WRITTEN REQUEST
Reproduce the material in full, exactly as written.

INFORMATION SHOWN
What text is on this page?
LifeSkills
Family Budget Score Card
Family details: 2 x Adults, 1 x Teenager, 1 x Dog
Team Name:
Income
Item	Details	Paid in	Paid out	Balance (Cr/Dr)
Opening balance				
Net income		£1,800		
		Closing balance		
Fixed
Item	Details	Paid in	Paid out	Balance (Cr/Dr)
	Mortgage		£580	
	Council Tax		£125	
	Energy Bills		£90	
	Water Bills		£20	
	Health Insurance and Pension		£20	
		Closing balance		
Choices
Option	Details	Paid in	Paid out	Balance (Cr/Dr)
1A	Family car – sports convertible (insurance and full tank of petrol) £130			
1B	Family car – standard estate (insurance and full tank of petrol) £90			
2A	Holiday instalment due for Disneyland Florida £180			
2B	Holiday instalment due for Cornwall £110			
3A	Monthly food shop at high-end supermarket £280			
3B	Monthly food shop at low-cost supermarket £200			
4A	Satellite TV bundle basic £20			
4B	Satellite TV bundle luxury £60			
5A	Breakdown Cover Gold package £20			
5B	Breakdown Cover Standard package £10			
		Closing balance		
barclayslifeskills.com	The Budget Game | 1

ANSWER TO THE EXERCISE
What text is on this page?
LifeSkills
Family Budget Score Card
Family details: 2 x Adults, 1 x Teenager, 1 x Dog
Team Name:
Income
Item	Details	Paid in	Paid out	Balance (Cr/Dr)
Opening balance				
Net income		£1,800		
		Closing balance		
Fixed
Item	Details	Paid in	Paid out	Balance (Cr/Dr)
	Mortgage		£580	
	Council Tax		£125	
	Energy Bills		£90	
	Water Bills		£20	
	Health Insurance and Pension		£20	
		Closing balance		
Choices
Option	Details	Paid in	Paid out	Balance (Cr/Dr)
1A	Family car – sports convertible (insurance and full tank of petrol) £130			
1B	Family car – standard estate (insurance and full tank of petrol) £90			
2A	Holiday instalment due for Disneyland Florida £180			
2B	Holiday instalment due for Cornwall £110			
3A	Monthly food shop at high-end supermarket £280			
3B	Monthly food shop at low-cost supermarket £200			
4A	Satellite TV bundle basic £20			
4B	Satellite TV bundle luxury £60			
5A	Breakdown Cover Gold package £20			
5B	Breakdown Cover Standard package £10			
		Closing balance		
barclayslifeskills.com	The Budget Game | 1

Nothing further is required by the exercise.